═══ SUPPLIED DATA
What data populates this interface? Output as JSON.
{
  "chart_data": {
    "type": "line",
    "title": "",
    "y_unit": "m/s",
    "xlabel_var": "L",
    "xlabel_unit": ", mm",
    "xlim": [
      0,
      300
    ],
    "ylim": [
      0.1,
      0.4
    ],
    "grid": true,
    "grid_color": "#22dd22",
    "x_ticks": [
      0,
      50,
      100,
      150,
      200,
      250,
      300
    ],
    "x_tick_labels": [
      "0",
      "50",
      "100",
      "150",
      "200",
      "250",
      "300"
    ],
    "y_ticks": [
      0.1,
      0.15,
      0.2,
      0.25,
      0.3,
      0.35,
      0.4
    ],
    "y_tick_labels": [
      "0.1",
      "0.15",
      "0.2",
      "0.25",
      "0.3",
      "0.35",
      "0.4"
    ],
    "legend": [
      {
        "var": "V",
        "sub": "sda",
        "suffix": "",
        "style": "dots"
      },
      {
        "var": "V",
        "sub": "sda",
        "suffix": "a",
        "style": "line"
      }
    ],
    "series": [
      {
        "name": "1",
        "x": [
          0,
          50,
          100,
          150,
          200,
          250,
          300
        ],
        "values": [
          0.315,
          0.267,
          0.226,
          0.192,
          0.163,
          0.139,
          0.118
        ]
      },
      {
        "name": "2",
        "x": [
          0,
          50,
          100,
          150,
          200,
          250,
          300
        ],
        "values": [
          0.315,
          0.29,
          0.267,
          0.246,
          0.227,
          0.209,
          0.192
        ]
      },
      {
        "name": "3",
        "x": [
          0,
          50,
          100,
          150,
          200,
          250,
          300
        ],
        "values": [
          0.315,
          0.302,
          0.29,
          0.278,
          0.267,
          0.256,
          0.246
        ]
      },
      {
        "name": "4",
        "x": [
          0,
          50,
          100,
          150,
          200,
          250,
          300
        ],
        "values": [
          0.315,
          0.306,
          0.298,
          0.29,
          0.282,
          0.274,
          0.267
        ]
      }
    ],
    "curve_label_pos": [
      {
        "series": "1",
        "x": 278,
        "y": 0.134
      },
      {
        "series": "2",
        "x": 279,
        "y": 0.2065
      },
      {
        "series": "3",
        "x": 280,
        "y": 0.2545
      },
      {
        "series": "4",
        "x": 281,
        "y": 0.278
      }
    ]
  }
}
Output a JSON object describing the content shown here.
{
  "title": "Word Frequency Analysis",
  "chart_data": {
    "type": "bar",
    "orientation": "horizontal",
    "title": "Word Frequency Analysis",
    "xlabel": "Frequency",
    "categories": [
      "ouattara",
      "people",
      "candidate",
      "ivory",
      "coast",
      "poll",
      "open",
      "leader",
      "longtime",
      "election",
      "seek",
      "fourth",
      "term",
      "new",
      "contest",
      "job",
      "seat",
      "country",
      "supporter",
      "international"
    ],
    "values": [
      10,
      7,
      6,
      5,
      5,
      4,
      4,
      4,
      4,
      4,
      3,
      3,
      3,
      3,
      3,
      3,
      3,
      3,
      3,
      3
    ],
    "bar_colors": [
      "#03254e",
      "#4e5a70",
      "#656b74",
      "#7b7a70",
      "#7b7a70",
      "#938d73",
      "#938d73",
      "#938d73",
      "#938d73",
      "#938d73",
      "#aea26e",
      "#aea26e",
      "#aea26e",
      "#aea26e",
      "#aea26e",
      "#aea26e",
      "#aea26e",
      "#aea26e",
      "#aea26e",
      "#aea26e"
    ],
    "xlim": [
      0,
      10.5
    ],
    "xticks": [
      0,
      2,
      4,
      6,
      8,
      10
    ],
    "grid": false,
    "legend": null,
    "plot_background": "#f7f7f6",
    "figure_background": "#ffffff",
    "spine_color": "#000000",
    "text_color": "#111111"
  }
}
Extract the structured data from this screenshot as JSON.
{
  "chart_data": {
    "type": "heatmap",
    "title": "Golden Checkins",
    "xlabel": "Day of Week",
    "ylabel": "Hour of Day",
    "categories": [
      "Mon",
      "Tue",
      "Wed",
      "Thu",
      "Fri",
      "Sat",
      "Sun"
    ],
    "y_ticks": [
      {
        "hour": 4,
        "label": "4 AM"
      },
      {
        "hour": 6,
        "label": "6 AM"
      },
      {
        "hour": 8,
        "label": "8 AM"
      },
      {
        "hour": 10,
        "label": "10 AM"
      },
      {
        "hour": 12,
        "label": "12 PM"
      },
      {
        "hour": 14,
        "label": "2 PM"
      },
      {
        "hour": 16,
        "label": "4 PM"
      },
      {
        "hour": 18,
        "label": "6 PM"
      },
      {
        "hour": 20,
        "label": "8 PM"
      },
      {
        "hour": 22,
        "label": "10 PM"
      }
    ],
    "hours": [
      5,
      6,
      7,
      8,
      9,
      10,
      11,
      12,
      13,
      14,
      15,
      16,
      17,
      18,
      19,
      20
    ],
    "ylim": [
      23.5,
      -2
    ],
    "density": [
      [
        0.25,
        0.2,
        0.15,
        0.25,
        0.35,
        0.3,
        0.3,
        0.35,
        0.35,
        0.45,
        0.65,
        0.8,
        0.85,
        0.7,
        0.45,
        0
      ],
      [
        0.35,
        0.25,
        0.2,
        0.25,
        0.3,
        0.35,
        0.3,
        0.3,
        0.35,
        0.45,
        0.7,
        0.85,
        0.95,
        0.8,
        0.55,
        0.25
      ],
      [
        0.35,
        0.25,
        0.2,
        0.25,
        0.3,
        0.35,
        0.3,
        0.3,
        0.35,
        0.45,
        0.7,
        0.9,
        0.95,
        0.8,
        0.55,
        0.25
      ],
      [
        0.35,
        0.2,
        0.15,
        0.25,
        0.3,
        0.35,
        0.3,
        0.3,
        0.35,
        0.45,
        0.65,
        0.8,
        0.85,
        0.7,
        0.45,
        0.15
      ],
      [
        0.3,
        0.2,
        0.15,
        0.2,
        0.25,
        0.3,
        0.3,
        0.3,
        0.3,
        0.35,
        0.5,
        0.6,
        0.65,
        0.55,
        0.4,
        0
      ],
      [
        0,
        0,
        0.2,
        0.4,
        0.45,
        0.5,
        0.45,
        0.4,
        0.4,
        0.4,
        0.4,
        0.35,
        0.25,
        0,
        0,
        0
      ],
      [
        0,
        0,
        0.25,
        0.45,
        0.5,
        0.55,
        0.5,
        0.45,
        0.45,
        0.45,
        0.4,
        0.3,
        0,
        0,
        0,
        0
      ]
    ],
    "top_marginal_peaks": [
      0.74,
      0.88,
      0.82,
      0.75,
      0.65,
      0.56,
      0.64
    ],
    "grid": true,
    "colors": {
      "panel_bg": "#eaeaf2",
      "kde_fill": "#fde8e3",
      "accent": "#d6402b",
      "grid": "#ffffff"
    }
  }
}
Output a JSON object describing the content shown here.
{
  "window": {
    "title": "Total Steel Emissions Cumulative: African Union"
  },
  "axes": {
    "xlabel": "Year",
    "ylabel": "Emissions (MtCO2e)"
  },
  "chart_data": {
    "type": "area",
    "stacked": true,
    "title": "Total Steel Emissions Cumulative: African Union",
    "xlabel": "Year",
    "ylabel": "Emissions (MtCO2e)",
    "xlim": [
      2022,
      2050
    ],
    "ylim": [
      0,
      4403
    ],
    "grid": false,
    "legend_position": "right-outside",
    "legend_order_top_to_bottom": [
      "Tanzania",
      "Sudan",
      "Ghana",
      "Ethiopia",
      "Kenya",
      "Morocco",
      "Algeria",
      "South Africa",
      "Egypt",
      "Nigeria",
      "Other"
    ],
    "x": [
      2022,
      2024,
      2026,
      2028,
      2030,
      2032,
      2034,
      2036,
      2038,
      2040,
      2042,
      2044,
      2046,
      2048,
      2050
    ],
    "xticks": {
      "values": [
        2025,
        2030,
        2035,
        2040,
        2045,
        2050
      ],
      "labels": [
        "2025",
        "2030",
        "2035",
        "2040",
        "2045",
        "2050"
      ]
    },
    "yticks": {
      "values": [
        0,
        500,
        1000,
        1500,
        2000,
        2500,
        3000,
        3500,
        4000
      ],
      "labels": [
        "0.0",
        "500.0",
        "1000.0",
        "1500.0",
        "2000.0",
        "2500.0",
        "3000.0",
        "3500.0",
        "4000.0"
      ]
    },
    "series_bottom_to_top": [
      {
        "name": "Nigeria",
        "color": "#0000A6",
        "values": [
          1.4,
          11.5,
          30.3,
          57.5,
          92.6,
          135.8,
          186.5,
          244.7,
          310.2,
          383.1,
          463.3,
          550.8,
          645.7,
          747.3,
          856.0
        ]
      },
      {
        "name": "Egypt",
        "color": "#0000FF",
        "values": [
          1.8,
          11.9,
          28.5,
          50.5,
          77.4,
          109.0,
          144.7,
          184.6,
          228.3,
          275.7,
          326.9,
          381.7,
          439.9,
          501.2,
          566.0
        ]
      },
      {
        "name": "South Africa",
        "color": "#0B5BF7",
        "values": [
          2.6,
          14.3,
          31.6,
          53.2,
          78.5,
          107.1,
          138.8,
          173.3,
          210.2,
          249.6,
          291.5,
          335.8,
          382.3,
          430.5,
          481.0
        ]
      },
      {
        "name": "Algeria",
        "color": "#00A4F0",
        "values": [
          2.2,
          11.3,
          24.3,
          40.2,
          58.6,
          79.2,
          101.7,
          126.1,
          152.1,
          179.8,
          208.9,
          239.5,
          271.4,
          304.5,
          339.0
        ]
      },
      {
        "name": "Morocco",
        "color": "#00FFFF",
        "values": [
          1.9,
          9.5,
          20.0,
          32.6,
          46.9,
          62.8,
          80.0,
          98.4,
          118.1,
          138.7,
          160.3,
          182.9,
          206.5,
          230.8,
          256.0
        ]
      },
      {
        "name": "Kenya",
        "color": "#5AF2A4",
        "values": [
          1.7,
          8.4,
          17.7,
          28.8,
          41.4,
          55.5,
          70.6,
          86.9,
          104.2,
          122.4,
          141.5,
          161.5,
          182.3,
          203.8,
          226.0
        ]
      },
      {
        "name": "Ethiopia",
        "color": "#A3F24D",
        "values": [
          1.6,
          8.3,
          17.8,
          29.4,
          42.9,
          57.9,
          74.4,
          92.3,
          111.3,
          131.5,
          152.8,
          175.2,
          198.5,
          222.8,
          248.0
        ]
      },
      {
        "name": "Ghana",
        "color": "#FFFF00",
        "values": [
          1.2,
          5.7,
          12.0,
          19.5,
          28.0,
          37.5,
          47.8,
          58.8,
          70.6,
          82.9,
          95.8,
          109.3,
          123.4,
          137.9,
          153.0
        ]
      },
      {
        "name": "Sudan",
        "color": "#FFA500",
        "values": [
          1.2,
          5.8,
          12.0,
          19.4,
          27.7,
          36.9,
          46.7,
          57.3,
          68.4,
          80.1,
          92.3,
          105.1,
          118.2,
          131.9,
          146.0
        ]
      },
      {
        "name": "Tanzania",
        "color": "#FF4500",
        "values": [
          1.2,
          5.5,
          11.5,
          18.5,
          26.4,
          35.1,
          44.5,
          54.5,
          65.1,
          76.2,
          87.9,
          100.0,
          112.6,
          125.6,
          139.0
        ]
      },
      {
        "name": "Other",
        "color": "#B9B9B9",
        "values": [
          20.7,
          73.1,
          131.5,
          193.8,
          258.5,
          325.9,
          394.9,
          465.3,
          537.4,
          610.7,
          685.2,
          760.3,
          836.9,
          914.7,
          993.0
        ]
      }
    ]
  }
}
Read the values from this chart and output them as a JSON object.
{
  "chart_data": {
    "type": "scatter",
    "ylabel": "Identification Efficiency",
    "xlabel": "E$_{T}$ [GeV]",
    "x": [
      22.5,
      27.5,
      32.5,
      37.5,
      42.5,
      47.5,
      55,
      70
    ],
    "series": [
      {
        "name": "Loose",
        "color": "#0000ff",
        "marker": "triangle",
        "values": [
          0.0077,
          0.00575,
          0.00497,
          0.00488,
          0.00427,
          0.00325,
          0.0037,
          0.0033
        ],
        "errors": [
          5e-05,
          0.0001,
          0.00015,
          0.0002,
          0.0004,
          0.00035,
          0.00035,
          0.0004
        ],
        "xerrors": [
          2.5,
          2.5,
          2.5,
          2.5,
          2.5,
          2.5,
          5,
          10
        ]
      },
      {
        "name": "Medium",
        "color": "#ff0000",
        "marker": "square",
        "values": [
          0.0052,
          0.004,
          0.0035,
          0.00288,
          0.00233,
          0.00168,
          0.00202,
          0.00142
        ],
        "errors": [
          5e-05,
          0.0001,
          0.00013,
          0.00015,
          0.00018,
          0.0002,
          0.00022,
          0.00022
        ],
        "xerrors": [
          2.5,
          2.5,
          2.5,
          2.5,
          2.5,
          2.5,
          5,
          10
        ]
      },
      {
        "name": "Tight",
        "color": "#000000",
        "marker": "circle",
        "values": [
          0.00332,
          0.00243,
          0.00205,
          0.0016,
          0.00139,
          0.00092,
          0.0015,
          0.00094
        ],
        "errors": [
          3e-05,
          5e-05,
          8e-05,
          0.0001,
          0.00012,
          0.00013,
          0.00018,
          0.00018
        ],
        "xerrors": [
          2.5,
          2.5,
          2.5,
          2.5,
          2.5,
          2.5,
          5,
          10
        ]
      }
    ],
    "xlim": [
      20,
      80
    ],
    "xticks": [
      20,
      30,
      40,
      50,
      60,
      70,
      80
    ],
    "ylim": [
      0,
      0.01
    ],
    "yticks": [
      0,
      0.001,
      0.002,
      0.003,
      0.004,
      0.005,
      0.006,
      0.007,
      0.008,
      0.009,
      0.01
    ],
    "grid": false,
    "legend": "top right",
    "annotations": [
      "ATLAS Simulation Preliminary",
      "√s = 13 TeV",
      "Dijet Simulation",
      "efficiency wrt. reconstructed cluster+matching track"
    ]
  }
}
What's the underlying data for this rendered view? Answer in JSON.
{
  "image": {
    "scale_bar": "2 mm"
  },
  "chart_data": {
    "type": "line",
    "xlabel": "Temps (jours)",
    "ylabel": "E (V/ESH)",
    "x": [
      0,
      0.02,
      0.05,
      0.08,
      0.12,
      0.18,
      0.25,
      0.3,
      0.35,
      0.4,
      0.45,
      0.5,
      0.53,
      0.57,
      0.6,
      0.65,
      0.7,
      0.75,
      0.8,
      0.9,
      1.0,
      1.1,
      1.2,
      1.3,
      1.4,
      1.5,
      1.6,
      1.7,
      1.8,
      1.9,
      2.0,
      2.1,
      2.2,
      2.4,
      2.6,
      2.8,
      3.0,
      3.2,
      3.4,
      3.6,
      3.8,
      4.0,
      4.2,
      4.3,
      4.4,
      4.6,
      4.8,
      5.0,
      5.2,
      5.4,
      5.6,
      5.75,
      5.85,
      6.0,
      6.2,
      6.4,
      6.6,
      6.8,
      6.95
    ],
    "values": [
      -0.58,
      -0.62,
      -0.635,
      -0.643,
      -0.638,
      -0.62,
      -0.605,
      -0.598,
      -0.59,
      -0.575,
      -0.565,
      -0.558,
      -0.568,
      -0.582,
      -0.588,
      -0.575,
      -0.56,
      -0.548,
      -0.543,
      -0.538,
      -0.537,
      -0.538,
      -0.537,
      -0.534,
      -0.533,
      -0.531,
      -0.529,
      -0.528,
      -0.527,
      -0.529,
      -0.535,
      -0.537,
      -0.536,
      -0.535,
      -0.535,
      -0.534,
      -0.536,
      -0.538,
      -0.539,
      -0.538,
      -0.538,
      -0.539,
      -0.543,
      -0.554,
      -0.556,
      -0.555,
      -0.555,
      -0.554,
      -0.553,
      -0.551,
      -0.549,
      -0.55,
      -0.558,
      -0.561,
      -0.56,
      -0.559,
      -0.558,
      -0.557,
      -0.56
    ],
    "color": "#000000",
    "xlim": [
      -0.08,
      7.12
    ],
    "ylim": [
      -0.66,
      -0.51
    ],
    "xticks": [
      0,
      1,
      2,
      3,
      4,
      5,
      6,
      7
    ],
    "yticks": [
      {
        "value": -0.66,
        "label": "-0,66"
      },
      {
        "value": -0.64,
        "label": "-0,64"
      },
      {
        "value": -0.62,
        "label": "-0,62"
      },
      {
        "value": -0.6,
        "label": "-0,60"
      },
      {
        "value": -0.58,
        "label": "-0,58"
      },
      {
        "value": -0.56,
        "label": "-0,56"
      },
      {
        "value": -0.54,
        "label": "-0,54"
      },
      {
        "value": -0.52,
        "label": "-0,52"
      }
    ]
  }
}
══════
-- SET TASK --
Where does the word "Cumulative" appear in the listing? List each line that holds it.

-- OUTPUT BELOW --
    "title": "Total Steel Emissions Cumulative: African Union"
    "title": "Total Steel Emissions Cumulative: African Union",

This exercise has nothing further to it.